Solitary fibrous tumor

Background:

Solitary fibrous tumors (sft) are rare neoplasms that most commonly involve the pleura, mediastinum, and lung. they are believed to be submesothelial in origin. histologically, they are characterized by fibroblast-like cells and connective tissue in varying proportions. the "patternless pattern" and the hemangiopericytoma-like pattern are the most common arrangements. the majority of sfts have been immunoreactive for cd34. very little has been reported regarding the cytologic findings in these tumors.

Methods:

The authors reviewed the radiographic findings and studied fine-needle aspiration biopsies performed on seven patients with sft of the pleura, and examined subsequent histologic material. the cell blocks or smears of all cases were stained with a monoclonal antibody to cd34.

Results:

The cytologic preparations showed varying degrees of cellularity. smears were comprised of spindled cells in a bloody background with small amounts of collagen. the three malignant tumors had a greater number of cells, both dispersed and in clusters, with nuclear pleomorphism and prominent nucleoli. the cell blocks characteristically showed varying degrees of cellularity with thickened blood vessels and a hemangiopericytoma-like pattern. the cells from the four benign tumors tended to be smaller in size and grouped in more cohesive clusters than the malignant ones. cd34 stained the spindle tumor cells in the cell blocks or smears from five cases; one malignant and one benign case failed to stain. the corresponding histologic samples from these cases demonstrated the same cd34 staining pattern in all cases except one.

Conclusions:

The differential diagnosis of sft includes neurogenic tumors, mesotheliomas, sarcomatoid carcinoma, synovial sarcoma, hemangiopericytoma, and fibrosarcoma. cd34, when present, may prove equally helpful as a positive marker in cytology and in histologic preparations in the differential diagnosis of sft.

### Study material
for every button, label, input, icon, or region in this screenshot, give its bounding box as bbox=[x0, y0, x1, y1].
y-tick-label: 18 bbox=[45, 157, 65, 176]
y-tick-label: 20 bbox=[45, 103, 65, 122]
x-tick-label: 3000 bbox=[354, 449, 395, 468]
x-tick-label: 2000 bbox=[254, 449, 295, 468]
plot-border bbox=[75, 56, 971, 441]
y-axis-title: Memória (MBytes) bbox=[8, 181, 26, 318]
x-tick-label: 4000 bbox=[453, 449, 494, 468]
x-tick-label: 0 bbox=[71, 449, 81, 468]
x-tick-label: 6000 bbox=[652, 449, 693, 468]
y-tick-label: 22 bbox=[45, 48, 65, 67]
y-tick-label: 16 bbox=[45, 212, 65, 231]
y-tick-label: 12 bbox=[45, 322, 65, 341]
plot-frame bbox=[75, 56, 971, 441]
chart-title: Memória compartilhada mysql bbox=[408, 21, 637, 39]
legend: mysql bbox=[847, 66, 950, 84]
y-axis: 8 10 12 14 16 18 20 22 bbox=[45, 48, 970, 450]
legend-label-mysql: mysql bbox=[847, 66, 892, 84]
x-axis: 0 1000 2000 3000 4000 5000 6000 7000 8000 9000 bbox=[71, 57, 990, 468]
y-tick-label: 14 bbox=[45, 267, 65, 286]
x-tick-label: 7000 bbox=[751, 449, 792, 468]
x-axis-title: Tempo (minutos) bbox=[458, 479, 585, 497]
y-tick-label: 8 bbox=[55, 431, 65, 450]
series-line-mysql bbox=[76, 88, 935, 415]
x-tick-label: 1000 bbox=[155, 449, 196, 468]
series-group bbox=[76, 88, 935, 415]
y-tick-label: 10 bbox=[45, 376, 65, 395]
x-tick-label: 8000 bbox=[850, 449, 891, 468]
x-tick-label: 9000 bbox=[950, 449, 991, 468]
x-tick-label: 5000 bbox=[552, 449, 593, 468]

### Tasks
(a) Decide whether each statement agrees with the passage on solitary fibrous tumors, answering yes or no and quoting the deciding words: (i) fine-needle aspiration biopsies from seven patients were studied; (ii) CD34 stained the tumor cells in every case; (iii) the cells of the benign tumors tended to be larger than those of the malignant ones.
(b) Reproduce word for word the part of the passage on solitary fibrous tumors from "The cytologic preparations" up to and including "cases except one.".
The entries were taken from a separate source.

### Solutions below
(a)
(i) Yes: "studied fine-needle aspiration biopsies performed on seven patients with sft of the pleura"
(ii) No: "cd34 stained the spindle tumor cells in the cell blocks or smears from five cases; one malignant and one benign case failed to stain"
(iii) No: "the cells from the four benign tumors tended to be smaller in size"

(b)
The cytologic preparations showed varying degrees of cellularity. smears were comprised of spindled cells in a bloody background with small amounts of collagen. the three malignant tumors had a greater number of cells, both dispersed and in clusters, with nuclear pleomorphism and prominent nucleoli. the cell blocks characteristically showed varying degrees of cellularity with thickened blood vessels and a hemangiopericytoma-like pattern. the cells from the four benign tumors tended to be smaller in size and grouped in more cohesive clusters than the malignant ones. cd34 stained the spindle tumor cells in the cell blocks or smears from five cases; one malignant and one benign case failed to stain. the corresponding histologic samples from these cases demonstrated the same cd34 staining pattern in all cases except one.